%%

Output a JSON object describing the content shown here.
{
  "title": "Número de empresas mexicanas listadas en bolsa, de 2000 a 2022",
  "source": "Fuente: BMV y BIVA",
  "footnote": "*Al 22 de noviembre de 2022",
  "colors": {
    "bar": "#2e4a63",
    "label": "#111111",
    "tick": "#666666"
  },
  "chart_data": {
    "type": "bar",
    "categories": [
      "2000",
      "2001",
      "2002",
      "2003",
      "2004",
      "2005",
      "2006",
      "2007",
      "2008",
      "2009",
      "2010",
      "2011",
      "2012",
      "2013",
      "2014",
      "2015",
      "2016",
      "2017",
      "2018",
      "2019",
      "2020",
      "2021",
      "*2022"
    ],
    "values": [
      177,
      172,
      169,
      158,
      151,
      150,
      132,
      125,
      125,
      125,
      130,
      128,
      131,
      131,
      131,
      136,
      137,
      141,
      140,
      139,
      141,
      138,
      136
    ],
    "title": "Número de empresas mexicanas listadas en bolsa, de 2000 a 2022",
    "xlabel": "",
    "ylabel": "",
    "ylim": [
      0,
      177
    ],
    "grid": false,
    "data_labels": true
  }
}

%%

▸ EXERCISE REQUIREMENTS
Quote each line above in full, word for word.

▸ OUTPUT BELOW
Output a JSON object describing the content shown here.
{
  "title": "Número de empresas mexicanas listadas en bolsa, de 2000 a 2022",
  "source": "Fuente: BMV y BIVA",
  "footnote": "*Al 22 de noviembre de 2022",
  "colors": {
    "bar": "#2e4a63",
    "label": "#111111",
    "tick": "#666666"
  },
  "chart_data": {
    "type": "bar",
    "categories": [
      "2000",
      "2001",
      "2002",
      "2003",
      "2004",
      "2005",
      "2006",
      "2007",
      "2008",
      "2009",
      "2010",
      "2011",
      "2012",
      "2013",
      "2014",
      "2015",
      "2016",
      "2017",
      "2018",
      "2019",
      "2020",
      "2021",
      "*2022"
    ],
    "values": [
      177,
      172,
      169,
      158,
      151,
      150,
      132,
      125,
      125,
      125,
      130,
      128,
      131,
      131,
      131,
      136,
      137,
      141,
      140,
      139,
      141,
      138,
      136
    ],
    "title": "Número de empresas mexicanas listadas en bolsa, de 2000 a 2022",
    "xlabel": "",
    "ylabel": "",
    "ylim": [
      0,
      177
    ],
    "grid": false,
    "data_labels": true
  }
}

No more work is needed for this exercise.